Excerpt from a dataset

+===+

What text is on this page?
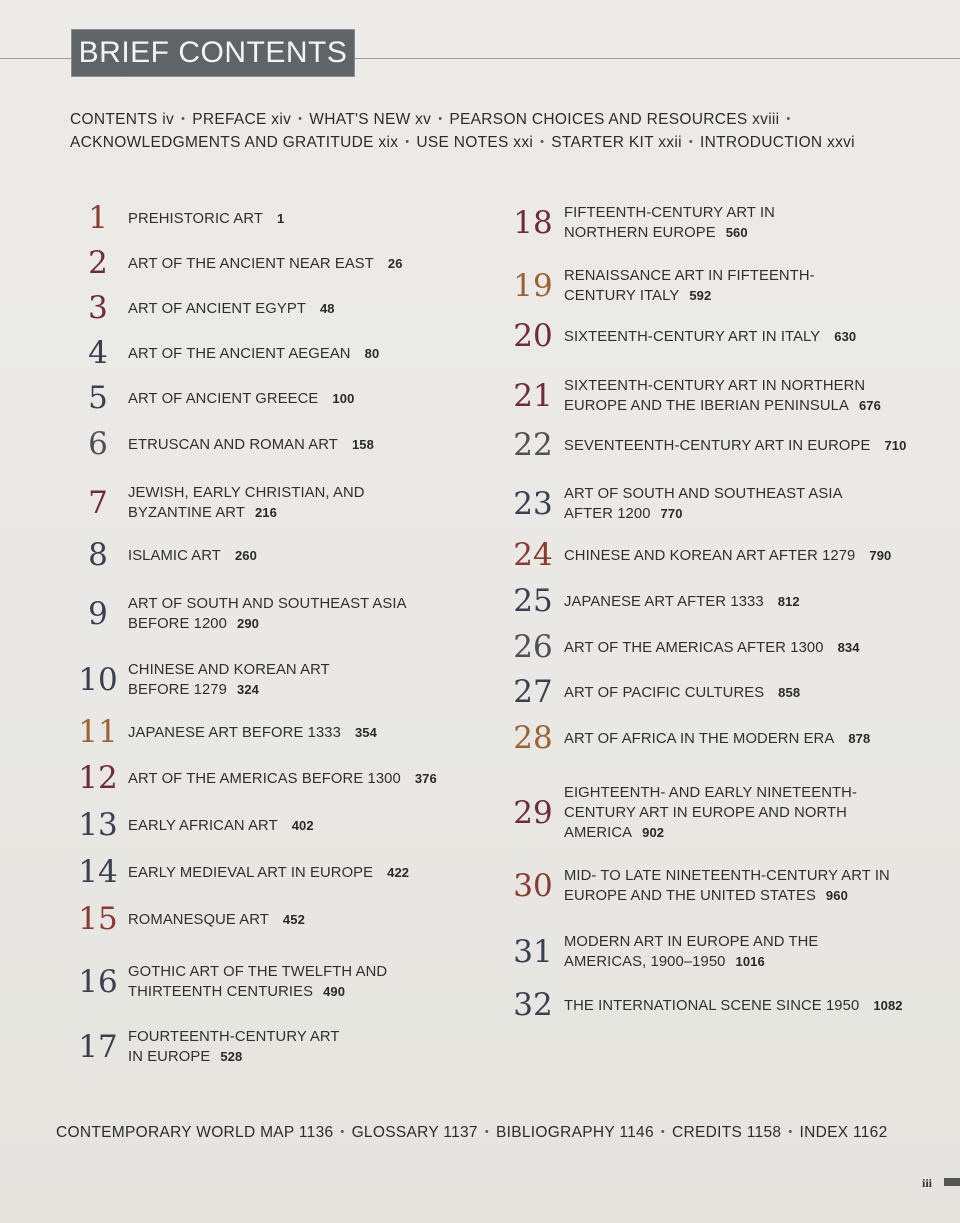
BRIEF CONTENTS
CONTENTS iv • PREFACE xiv • WHAT'S NEW xv • PEARSON CHOICES AND RESOURCES xviii •
ACKNOWLEDGMENTS AND GRATITUDE xix • USE NOTES xxi • STARTER KIT xxii • INTRODUCTION xxvi
1	PREHISTORIC ART 1
2	ART OF THE ANCIENT NEAR EAST 26
3	ART OF ANCIENT EGYPT 48
4	ART OF THE ANCIENT AEGEAN 80
5	ART OF ANCIENT GREECE 100
6	ETRUSCAN AND ROMAN ART 158
7	JEWISH, EARLY CHRISTIAN, AND
BYZANTINE ART 216
8	ISLAMIC ART 260
9	ART OF SOUTH AND SOUTHEAST ASIA
BEFORE 1200 290
10 CHINESE AND KOREAN ART
BEFORE 1279 324
11 JAPANESE ART BEFORE 1333 354
12 ART OF THE AMERICAS BEFORE 1300 376
13 EARLY AFRICAN ART 402
14 EARLY MEDIEVAL ART IN EUROPE 422
15 ROMANESQUE ART 452
16 GOTHIC ART OF THE TWELFTH AND
THIRTEENTH CENTURIES 490
17 FOURTEENTH-CENTURY ART
IN EUROPE 528
18 FIFTEENTH-CENTURY ART IN
NORTHERN EUROPE 560
19 RENAISSANCE ART IN FIFTEENTH-
CENTURY ITALY 592
20 SIXTEENTH-CENTURY ART IN ITALY 630
21 SIXTEENTH-CENTURY ART IN NORTHERN
EUROPE AND THE IBERIAN PENINSULA 676
22 SEVENTEENTH-CENTURY ART IN EUROPE 710
23 ART OF SOUTH AND SOUTHEAST ASIA
AFTER 1200 770
24 CHINESE AND KOREAN ART AFTER 1279 790
25 JAPANESE ART AFTER 1333 812
26 ART OF THE AMERICAS AFTER 1300 834
27 ART OF PACIFIC CULTURES 858
28 ART OF AFRICA IN THE MODERN ERA 878
29
EIGHTEENTH- AND EARLY NINETEENTH-
CENTURY ART IN EUROPE AND NORTH
AMERICA 902
30 MID- TO LATE NINETEENTH-CENTURY ART IN
EUROPE AND THE UNITED STATES 960
31 MODERN ART IN EUROPE AND THE
AMERICAS, 1900–1950 1016
32 THE INTERNATIONAL SCENE SINCE 1950 1082
CONTEMPORARY WORLD MAP 1136 • GLOSSARY 1137 • BIBLIOGRAPHY 1146 • CREDITS 1158 • INDEX 1162
iii
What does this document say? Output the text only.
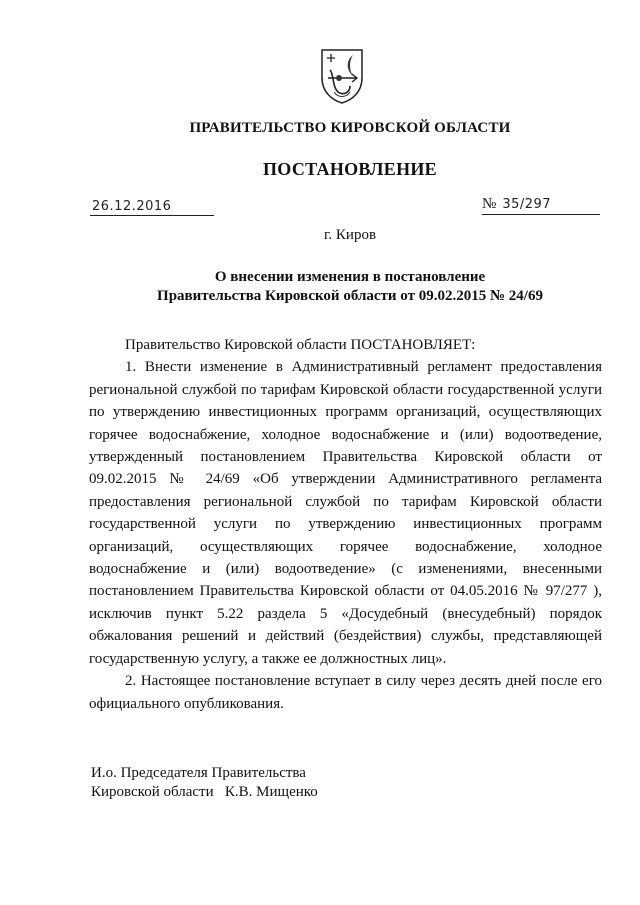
ПРАВИТЕЛЬСТВО КИРОВСКОЙ ОБЛАСТИ
ПОСТАНОВЛЕНИЕ
26.12.2016	№ 35/297
г. Киров
О внесении изменения в постановление
Правительства Кировской области от 09.02.2015 № 24/69

Правительство Кировской области ПОСТАНОВЛЯЕТ:

1. Внести изменение в Административный регламент предоставления региональной службой по тарифам Кировской области государственной услуги по утверждению инвестиционных программ организаций, осуществляющих горячее водоснабжение, холодное водоснабжение и (или) водоотведение, утвержденный постановлением Правительства Кировской области от 09.02.2015 № 24/69 «Об утверждении Административного регламента предоставления региональной службой по тарифам Кировской области государственной услуги по утверждению инвестиционных программ организаций, осуществляющих горячее водоснабжение, холодное водоснабжение и (или) водоотведение» (с изменениями, внесенными постановлением Правительства Кировской области от 04.05.2016 № 97/277 ), исключив пункт 5.22 раздела 5 «Досудебный (внесудебный) порядок обжалования решений и действий (бездействия) службы, представляющей государственную услугу, а также ее должностных лиц».

2. Настоящее постановление вступает в силу через десять дней после его официального опубликования.

И.о. Председателя Правительства
Кировской области К.В. Мищенко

+===+

Return from the data every line that holds "FIFTEENTH".

EXERCISE OUTPUT:
18 FIFTEENTH-CENTURY ART IN
19 RENAISSANCE ART IN FIFTEENTH-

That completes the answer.